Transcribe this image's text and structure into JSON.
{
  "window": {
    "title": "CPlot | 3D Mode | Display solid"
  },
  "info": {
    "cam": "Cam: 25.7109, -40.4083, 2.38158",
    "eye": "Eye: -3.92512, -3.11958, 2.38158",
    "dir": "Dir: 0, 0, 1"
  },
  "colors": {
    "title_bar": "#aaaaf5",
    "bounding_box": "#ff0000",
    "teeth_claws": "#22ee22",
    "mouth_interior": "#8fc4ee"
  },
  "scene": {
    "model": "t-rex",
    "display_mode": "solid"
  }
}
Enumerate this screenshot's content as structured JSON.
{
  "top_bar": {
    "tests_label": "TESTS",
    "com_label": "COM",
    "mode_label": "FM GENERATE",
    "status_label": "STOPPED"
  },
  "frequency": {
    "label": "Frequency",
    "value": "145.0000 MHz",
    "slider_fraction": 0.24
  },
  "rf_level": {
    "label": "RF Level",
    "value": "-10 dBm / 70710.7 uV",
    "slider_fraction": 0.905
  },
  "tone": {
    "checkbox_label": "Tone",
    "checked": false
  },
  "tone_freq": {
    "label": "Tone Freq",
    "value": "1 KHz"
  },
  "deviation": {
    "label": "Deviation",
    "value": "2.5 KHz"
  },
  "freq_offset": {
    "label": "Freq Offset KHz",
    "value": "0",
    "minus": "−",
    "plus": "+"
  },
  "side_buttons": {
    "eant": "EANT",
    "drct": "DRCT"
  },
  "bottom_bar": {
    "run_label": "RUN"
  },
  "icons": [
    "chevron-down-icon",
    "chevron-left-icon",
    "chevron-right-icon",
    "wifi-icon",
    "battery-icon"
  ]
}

━━━━━━━━━━

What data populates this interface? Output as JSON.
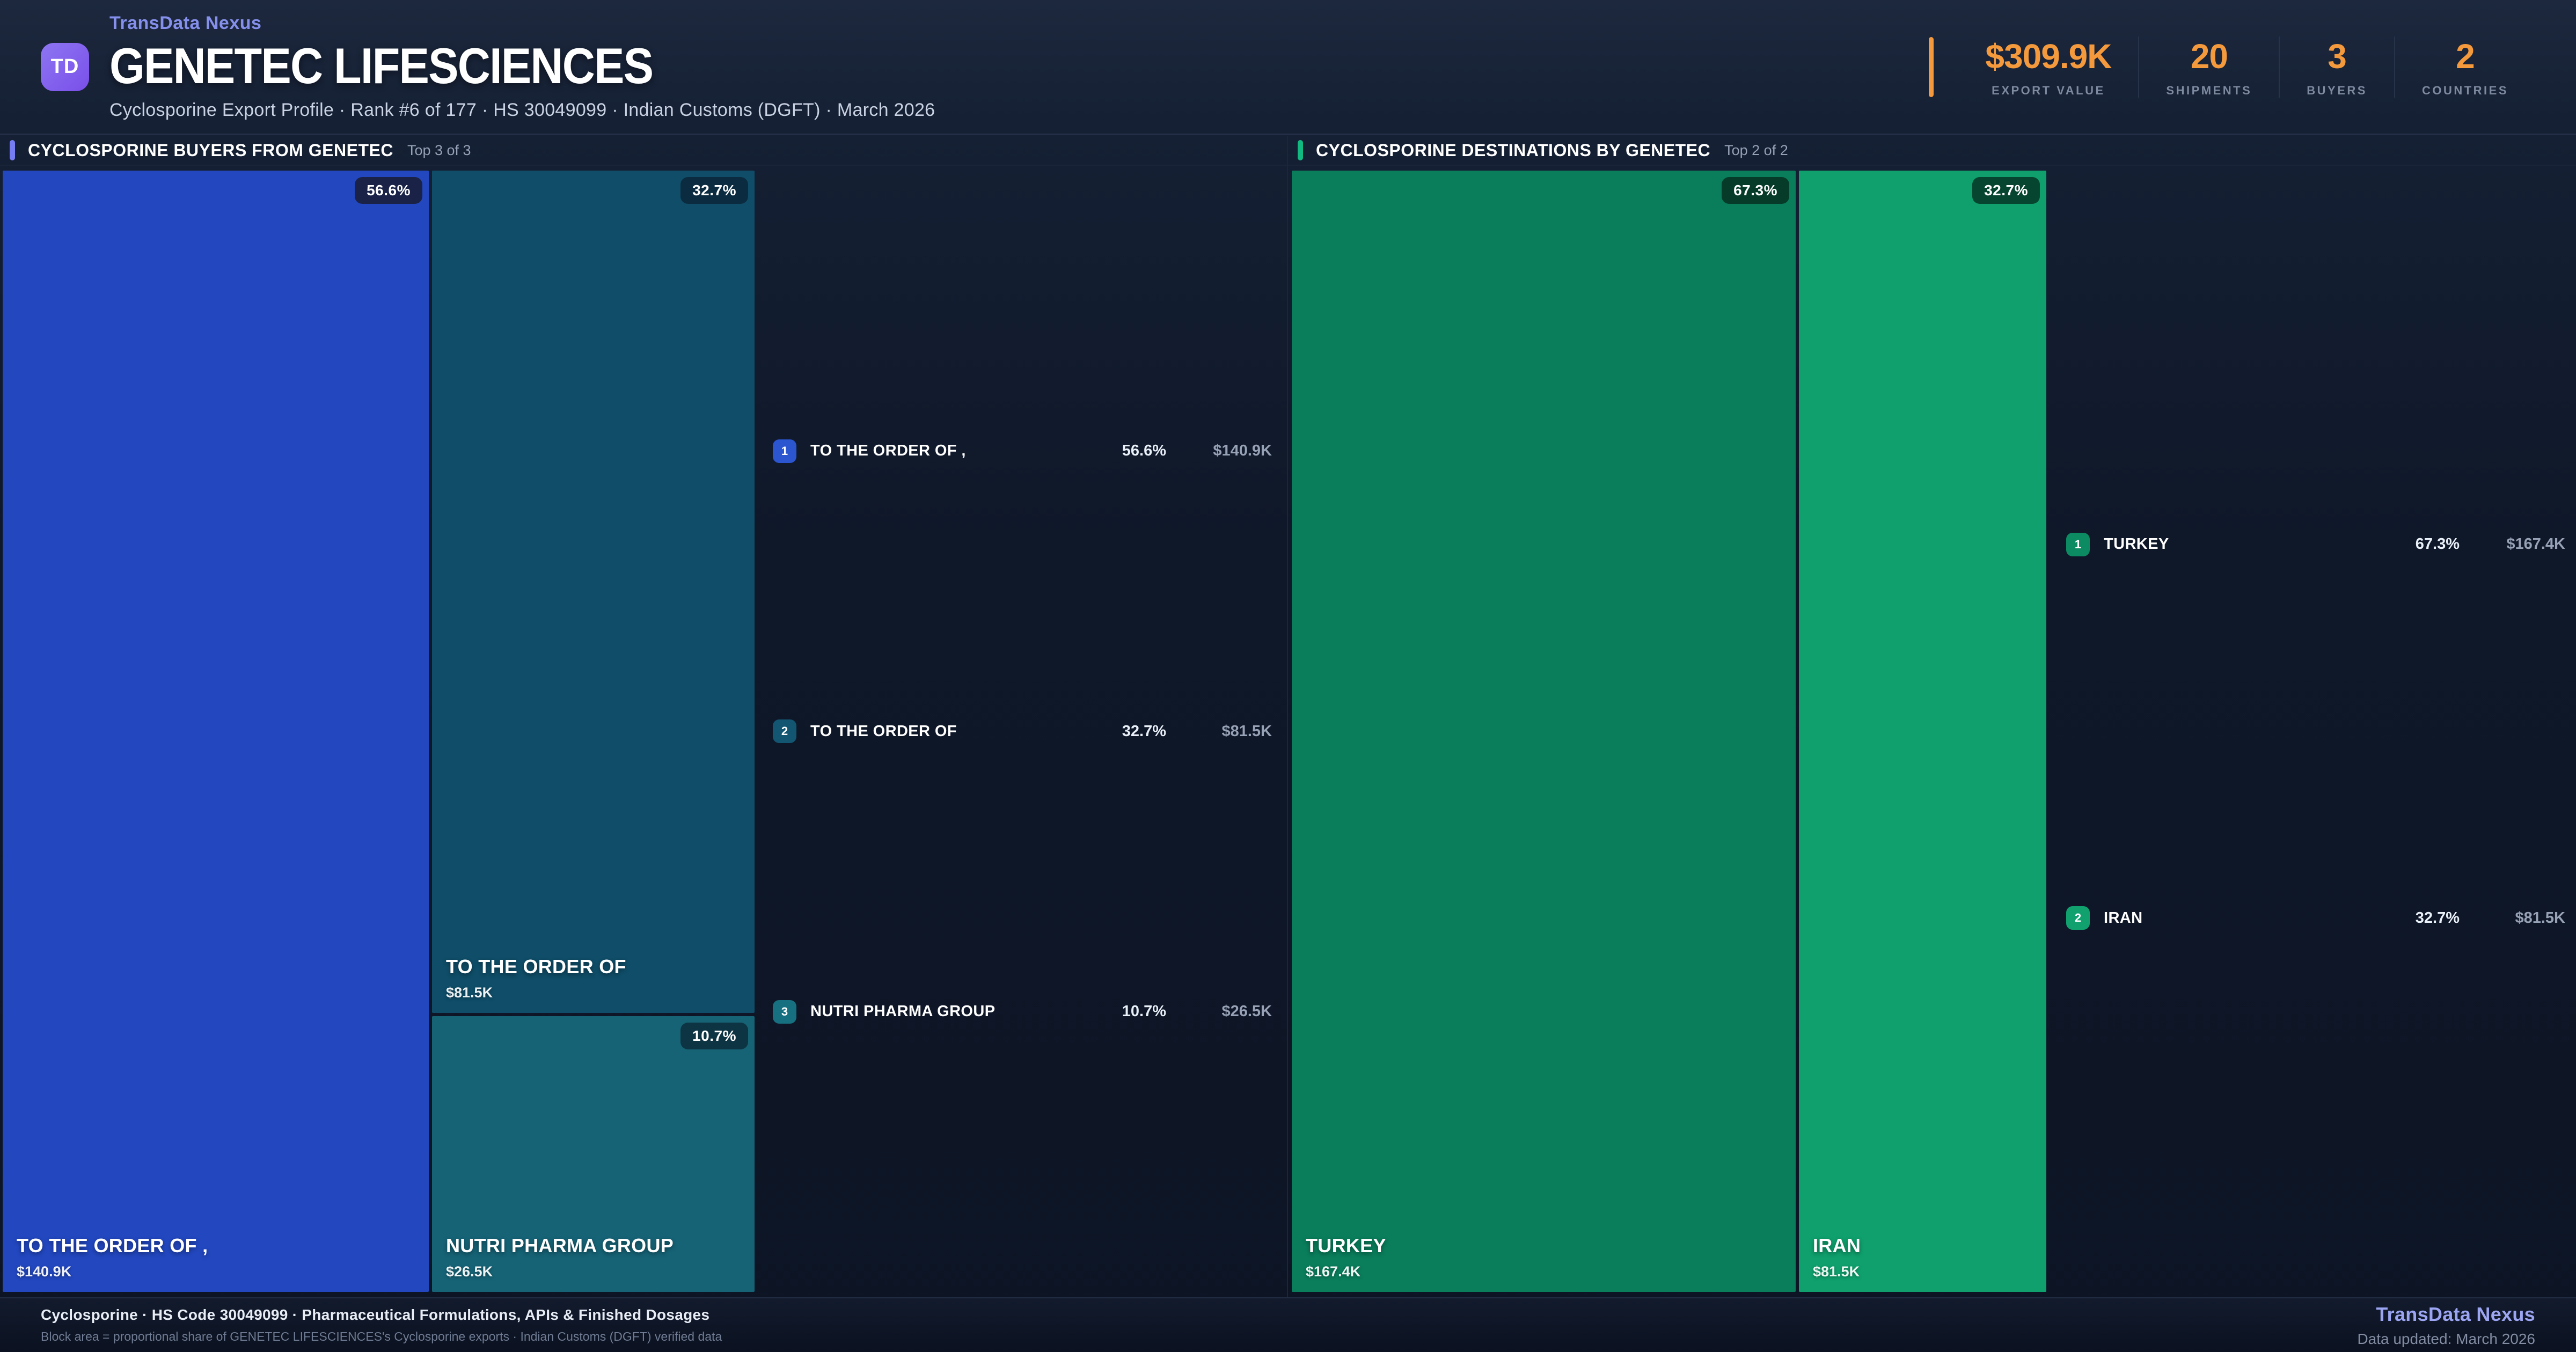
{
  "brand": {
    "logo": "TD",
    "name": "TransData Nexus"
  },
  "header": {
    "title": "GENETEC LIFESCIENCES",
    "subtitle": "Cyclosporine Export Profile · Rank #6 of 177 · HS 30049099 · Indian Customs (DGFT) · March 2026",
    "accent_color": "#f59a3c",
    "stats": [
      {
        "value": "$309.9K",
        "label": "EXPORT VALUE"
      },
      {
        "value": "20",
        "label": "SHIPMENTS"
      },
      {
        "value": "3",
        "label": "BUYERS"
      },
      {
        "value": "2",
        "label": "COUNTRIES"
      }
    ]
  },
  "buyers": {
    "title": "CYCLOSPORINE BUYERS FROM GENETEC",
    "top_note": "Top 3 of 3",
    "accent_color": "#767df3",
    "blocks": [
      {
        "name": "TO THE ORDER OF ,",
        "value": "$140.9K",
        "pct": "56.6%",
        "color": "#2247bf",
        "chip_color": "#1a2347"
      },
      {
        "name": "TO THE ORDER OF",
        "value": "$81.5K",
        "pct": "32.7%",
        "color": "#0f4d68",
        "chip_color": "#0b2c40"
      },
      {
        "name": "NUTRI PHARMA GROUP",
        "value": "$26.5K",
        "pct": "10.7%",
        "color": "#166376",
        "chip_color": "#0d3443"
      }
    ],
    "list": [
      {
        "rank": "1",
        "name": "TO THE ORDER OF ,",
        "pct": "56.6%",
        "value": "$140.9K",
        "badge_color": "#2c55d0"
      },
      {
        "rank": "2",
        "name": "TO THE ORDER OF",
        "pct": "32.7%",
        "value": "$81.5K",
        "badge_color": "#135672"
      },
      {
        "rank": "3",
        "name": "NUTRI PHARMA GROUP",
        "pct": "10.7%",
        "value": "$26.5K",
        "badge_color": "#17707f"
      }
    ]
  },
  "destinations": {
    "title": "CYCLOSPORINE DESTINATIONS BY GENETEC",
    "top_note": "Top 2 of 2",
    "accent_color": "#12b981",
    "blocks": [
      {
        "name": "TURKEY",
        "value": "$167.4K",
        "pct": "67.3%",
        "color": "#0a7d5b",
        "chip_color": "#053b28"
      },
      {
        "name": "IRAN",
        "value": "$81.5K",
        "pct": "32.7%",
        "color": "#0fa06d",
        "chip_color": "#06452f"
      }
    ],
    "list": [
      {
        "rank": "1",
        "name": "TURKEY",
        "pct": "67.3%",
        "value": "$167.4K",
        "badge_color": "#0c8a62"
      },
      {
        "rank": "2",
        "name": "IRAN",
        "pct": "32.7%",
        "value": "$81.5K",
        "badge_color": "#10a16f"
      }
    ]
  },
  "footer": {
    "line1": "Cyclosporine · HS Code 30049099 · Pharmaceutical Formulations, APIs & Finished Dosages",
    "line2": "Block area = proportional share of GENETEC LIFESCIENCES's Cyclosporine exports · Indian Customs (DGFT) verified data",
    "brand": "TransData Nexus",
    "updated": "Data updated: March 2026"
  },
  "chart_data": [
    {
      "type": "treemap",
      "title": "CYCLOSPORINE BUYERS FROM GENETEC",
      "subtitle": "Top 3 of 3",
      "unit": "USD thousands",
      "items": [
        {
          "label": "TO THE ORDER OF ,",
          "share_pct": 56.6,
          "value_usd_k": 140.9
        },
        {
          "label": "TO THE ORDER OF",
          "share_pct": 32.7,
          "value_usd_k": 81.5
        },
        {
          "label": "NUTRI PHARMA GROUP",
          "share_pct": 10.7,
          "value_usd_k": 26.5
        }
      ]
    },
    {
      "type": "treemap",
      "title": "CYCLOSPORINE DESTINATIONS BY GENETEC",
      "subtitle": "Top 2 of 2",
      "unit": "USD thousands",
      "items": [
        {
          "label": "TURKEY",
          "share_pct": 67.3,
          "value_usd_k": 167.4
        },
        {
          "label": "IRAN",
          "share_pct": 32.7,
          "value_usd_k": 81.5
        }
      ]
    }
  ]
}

━━━━━━━━━━

## Stated task
Using the records above, gather all lines where the string "FROM" is present.

## Exercise solution
    "title": "CYCLOSPORINE BUYERS FROM GENETEC",
      "title": "CYCLOSPORINE BUYERS FROM GENETEC",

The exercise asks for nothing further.